--- Data to use Enclosed Below ---

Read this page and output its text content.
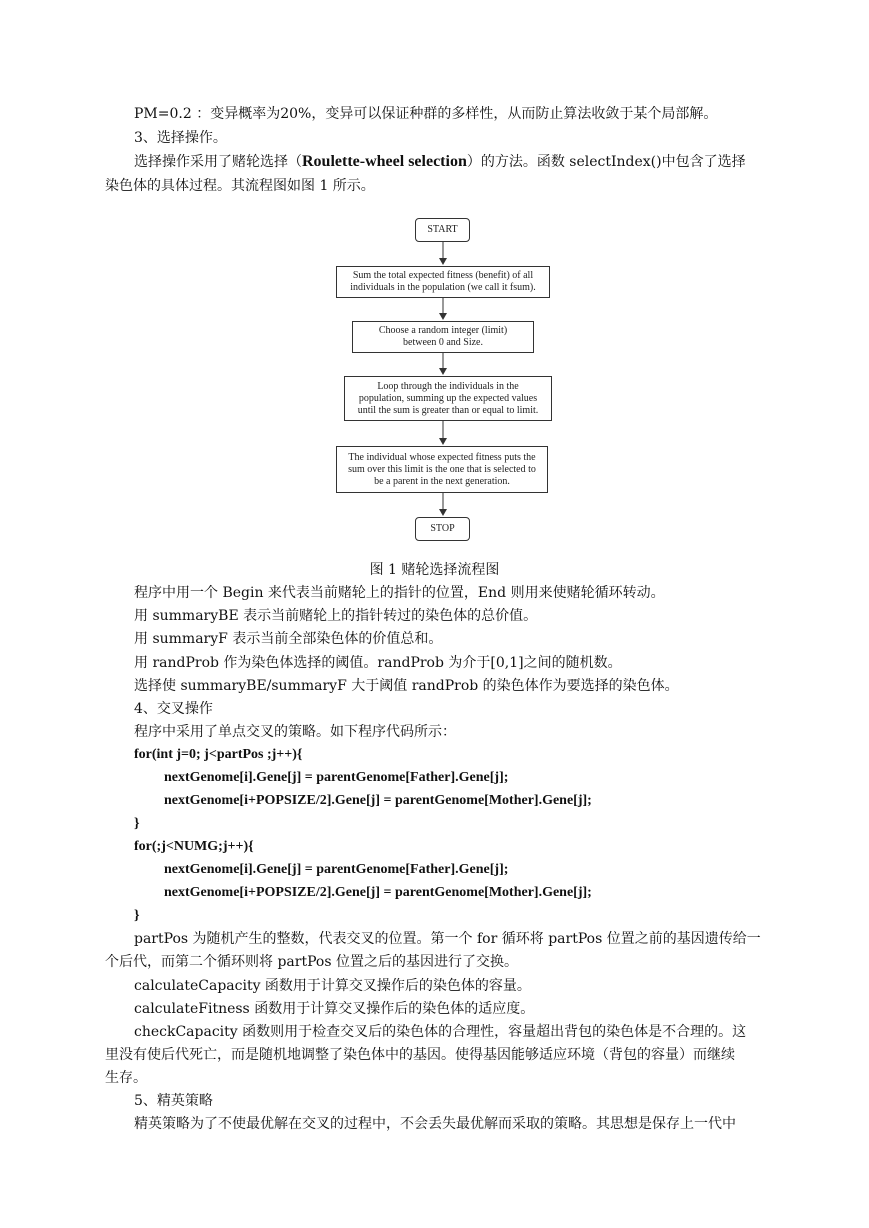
PM=0.2 ：变异概率为20%，变异可以保证种群的多样性，从而防止算法收敛于某个局部解。
3、选择操作。
选择操作采用了赌轮选择（Roulette-wheel selection）的方法。函数 selectIndex()中包含了选择
染色体的具体过程。其流程图如图 1 所示。
START
Sum the total expected fitness (benefit) of all
individuals in the population (we call it fsum).
Choose a random integer (limit)
between 0 and Size.
Loop through the individuals in the
population, summing up the expected values
until the sum is greater than or equal to limit.
The individual whose expected fitness puts the
sum over this limit is the one that is selected to
be a parent in the next generation.
STOP
图 1 赌轮选择流程图
程序中用一个 Begin 来代表当前赌轮上的指针的位置，End 则用来使赌轮循环转动。
用 summaryBE 表示当前赌轮上的指针转过的染色体的总价值。
用 summaryF 表示当前全部染色体的价值总和。
用 randProb 作为染色体选择的阈值。randProb 为介于[0,1]之间的随机数。
选择使 summaryBE/summaryF 大于阈值 randProb 的染色体作为要选择的染色体。
4、交叉操作
程序中采用了单点交叉的策略。如下程序代码所示：
for(int j=0; j<partPos ;j++){
nextGenome[i].Gene[j] = parentGenome[Father].Gene[j];
nextGenome[i+POPSIZE/2].Gene[j] = parentGenome[Mother].Gene[j];
}
for(;j<NUMG;j++){
nextGenome[i].Gene[j] = parentGenome[Father].Gene[j];
nextGenome[i+POPSIZE/2].Gene[j] = parentGenome[Mother].Gene[j];
}
partPos 为随机产生的整数，代表交叉的位置。第一个 for 循环将 partPos 位置之前的基因遗传给一
个后代，而第二个循环则将 partPos 位置之后的基因进行了交换。
calculateCapacity 函数用于计算交叉操作后的染色体的容量。
calculateFitness 函数用于计算交叉操作后的染色体的适应度。
checkCapacity 函数则用于检查交叉后的染色体的合理性，容量超出背包的染色体是不合理的。这
里没有使后代死亡，而是随机地调整了染色体中的基因。使得基因能够适应环境（背包的容量）而继续
生存。
5、精英策略
精英策略为了不使最优解在交叉的过程中，不会丢失最优解而采取的策略。其思想是保存上一代中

--- End of Enclosed Data to use ---

- _About this exercise_
Check each line of the records for "individuals" and copy the ones that contain it.

- _Task answer_
individuals in the population (we call it fsum).
Loop through the individuals in the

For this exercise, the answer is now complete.